Your instructions >> Transcribe exactly the lines from the one holding "Serialize everything readable" to the end of the data below, including both of those lines and no others.

Dataset extract >>
——————

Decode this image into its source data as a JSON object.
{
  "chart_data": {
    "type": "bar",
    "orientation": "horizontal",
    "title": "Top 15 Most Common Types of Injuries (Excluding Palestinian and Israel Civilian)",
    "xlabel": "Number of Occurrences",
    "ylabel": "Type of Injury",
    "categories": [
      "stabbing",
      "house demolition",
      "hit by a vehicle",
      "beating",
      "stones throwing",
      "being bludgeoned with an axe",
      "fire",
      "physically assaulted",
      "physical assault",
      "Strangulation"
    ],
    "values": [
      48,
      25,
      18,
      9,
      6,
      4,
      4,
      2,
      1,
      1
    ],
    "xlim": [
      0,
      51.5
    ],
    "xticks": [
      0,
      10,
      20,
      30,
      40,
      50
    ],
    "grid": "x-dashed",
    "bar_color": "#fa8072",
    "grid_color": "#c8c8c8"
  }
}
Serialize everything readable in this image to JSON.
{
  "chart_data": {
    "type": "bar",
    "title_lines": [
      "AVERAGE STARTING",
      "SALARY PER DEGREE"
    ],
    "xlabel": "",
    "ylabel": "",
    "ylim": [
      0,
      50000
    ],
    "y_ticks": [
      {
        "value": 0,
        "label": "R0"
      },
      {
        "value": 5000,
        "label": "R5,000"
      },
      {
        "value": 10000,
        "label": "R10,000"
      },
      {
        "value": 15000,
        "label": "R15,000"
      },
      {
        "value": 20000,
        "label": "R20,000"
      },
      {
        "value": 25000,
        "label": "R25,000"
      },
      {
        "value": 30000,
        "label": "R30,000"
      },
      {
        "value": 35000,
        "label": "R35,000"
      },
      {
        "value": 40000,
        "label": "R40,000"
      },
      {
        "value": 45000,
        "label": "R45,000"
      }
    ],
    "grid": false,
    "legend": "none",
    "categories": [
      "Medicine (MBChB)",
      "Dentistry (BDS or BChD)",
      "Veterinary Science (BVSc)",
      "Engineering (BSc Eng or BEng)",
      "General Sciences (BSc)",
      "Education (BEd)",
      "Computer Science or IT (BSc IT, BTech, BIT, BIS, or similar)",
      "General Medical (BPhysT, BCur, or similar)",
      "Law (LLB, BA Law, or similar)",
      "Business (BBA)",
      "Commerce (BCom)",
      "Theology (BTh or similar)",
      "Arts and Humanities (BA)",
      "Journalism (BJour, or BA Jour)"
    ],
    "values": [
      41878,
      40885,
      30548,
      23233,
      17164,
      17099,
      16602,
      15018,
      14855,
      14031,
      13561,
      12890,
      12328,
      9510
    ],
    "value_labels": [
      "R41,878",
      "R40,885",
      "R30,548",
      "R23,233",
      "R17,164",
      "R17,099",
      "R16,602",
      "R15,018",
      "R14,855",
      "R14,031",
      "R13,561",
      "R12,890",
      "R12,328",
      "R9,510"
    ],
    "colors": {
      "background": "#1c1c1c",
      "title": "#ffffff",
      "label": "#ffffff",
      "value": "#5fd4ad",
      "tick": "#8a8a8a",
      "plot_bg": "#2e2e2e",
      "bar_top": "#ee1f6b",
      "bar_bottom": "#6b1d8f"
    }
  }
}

——————

Solution to this exercise >>
Serialize everything readable in this image to JSON.
{
  "chart_data": {
    "type": "bar",
    "title_lines": [
      "AVERAGE STARTING",
      "SALARY PER DEGREE"
    ],
    "xlabel": "",
    "ylabel": "",
    "ylim": [
      0,
      50000
    ],
    "y_ticks": [
      {
        "value": 0,
        "label": "R0"
      },
      {
        "value": 5000,
        "label": "R5,000"
      },
      {
        "value": 10000,
        "label": "R10,000"
      },
      {
        "value": 15000,
        "label": "R15,000"
      },
      {
        "value": 20000,
        "label": "R20,000"
      },
      {
        "value": 25000,
        "label": "R25,000"
      },
      {
        "value": 30000,
        "label": "R30,000"
      },
      {
        "value": 35000,
        "label": "R35,000"
      },
      {
        "value": 40000,
        "label": "R40,000"
      },
      {
        "value": 45000,
        "label": "R45,000"
      }
    ],
    "grid": false,
    "legend": "none",
    "categories": [
      "Medicine (MBChB)",
      "Dentistry (BDS or BChD)",
      "Veterinary Science (BVSc)",
      "Engineering (BSc Eng or BEng)",
      "General Sciences (BSc)",
      "Education (BEd)",
      "Computer Science or IT (BSc IT, BTech, BIT, BIS, or similar)",
      "General Medical (BPhysT, BCur, or similar)",
      "Law (LLB, BA Law, or similar)",
      "Business (BBA)",
      "Commerce (BCom)",
      "Theology (BTh or similar)",
      "Arts and Humanities (BA)",
      "Journalism (BJour, or BA Jour)"
    ],
    "values": [
      41878,
      40885,
      30548,
      23233,
      17164,
      17099,
      16602,
      15018,
      14855,
      14031,
      13561,
      12890,
      12328,
      9510
    ],
    "value_labels": [
      "R41,878",
      "R40,885",
      "R30,548",
      "R23,233",
      "R17,164",
      "R17,099",
      "R16,602",
      "R15,018",
      "R14,855",
      "R14,031",
      "R13,561",
      "R12,890",
      "R12,328",
      "R9,510"
    ],
    "colors": {
      "background": "#1c1c1c",
      "title": "#ffffff",
      "label": "#ffffff",
      "value": "#5fd4ad",
      "tick": "#8a8a8a",
      "plot_bg": "#2e2e2e",
      "bar_top": "#ee1f6b",
      "bar_bottom": "#6b1d8f"
    }
  }
}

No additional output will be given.